• Work instructions: Summarize the passage about the Susan Thompson Buffett Foundation in two sentences.

But after the Bill & Melinda Gates Foundation, it reaped the biggest windfall from Mr. Buffett’s recent philanthropic spending spree. Mr. Buffett announced that he was donating one million shares of his Berkshire Hathaway stock — today worth about $3-billion — to the foundation that he and Mrs. Buffett set up more than 40 years ago.
“[We] established the Susan Thompson Buffett Foundation to focus intensely on important societal problems that had very limited funding constituencies,” Mr. Buffett said in a letter to the foundation’s board. “Under Allen’s leadership, the foundation has succeeded beyond our high expectations — delivering enormous results per dollar spent.”
Protests Over Abortion Grants
The grant maker, known simply as the Buffett Foundation before Mrs. Buffett’s death from a stroke in 2004, has spent hundreds of millions of dollars over the years supporting population-control, family-planning, and abortion-rights projects, both in the United States and abroad.
That has made it a target of anti-abortion groups, one reason it may prefer to keep a low profile.

• Records provided:
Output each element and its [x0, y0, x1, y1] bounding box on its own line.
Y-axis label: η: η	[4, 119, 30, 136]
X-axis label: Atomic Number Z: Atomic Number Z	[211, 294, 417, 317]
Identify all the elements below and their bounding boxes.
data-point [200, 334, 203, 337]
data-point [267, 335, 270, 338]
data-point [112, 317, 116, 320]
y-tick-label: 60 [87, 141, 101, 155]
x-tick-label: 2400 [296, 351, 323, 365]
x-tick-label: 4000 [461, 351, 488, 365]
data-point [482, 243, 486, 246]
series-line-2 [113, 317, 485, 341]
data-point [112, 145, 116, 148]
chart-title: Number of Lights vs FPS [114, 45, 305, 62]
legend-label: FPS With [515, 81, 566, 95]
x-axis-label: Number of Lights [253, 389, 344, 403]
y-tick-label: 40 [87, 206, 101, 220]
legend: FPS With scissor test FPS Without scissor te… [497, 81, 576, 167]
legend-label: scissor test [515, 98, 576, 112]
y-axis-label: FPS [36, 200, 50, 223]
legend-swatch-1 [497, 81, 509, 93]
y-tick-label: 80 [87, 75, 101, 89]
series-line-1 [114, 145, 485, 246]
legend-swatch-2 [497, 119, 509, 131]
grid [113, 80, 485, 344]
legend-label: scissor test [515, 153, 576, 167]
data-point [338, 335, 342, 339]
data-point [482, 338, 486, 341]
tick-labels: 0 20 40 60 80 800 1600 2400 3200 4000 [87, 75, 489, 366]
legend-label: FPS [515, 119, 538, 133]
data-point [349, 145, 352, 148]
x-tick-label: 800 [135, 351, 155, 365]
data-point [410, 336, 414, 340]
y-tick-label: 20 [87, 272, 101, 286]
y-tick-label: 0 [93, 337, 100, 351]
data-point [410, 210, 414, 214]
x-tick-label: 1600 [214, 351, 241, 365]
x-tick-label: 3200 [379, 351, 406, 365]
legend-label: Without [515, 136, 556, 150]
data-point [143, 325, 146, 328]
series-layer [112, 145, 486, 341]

• Task response: After the Bill & Melinda Gates Foundation, the Susan Thompson Buffett Foundation got the largest windfall from Mr. Buffett's recent giving: one million Berkshire Hathaway shares, worth about $3 billion. The foundation has spent hundreds of millions of dollars on population-control, family-planning, and abortion-rights projects in the United States and abroad, which has made it a target of anti-abortion groups.